Directions for this task:
Transcribe the records below in full; pictures stay out of the copy.

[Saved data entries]
****************************************
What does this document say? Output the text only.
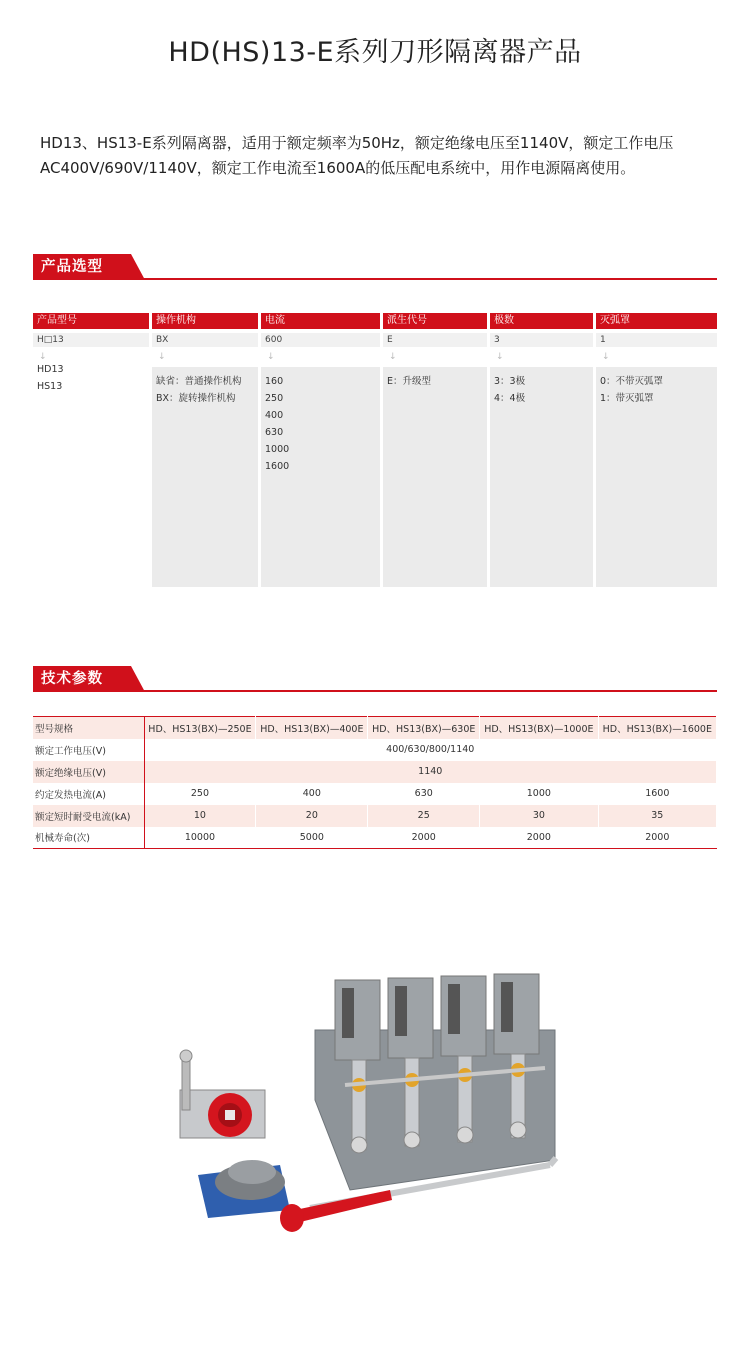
HD(HS)13-E系列刀形隔离器产品

HD13、HS13-E系列隔离器，适用于额定频率为50Hz，额定绝缘电压至1140V，额定工作电压AC400V/690V/1140V，额定工作电流至1600A的低压配电系统中，用作电源隔离使用。

产品选型
产品型号
H□13
↓
HD13
HS13
操作机构
BX
↓
缺省：普通操作机构
BX：旋转操作机构
电流
600
↓
160
250
400
630
1000
1600
派生代号
E
↓
E：升级型
极数
3
↓
3：3极
4：4极
灭弧罩
1
↓
0：不带灭弧罩
1：带灭弧罩
技术参数
型号规格	HD、HS13(BX)—250E	HD、HS13(BX)—400E	HD、HS13(BX)—630E	HD、HS13(BX)—1000E	HD、HS13(BX)—1600E
额定工作电压(V)	400/630/800/1140				
额定绝缘电压(V)	1140				
约定发热电流(A)	250	400	630	1000	1600
额定短时耐受电流(kA)	10	20	25	30	35
机械寿命(次)	10000	5000	2000	2000	2000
****************************************
Written response:
What does this document say? Output the text only.
HD(HS)13-E系列刀形隔离器产品

HD13、HS13-E系列隔离器，适用于额定频率为50Hz，额定绝缘电压至1140V，额定工作电压AC400V/690V/1140V，额定工作电流至1600A的低压配电系统中，用作电源隔离使用。

产品选型
产品型号
H□13
↓
HD13
HS13
操作机构
BX
↓
缺省：普通操作机构
BX：旋转操作机构
电流
600
↓
160
250
400
630
1000
1600
派生代号
E
↓
E：升级型
极数
3
↓
3：3极
4：4极
灭弧罩
1
↓
0：不带灭弧罩
1：带灭弧罩
技术参数
型号规格	HD、HS13(BX)—250E	HD、HS13(BX)—400E	HD、HS13(BX)—630E	HD、HS13(BX)—1000E	HD、HS13(BX)—1600E
额定工作电压(V)	400/630/800/1140				
额定绝缘电压(V)	1140				
约定发热电流(A)	250	400	630	1000	1600
额定短时耐受电流(kA)	10	20	25	30	35
机械寿命(次)	10000	5000	2000	2000	2000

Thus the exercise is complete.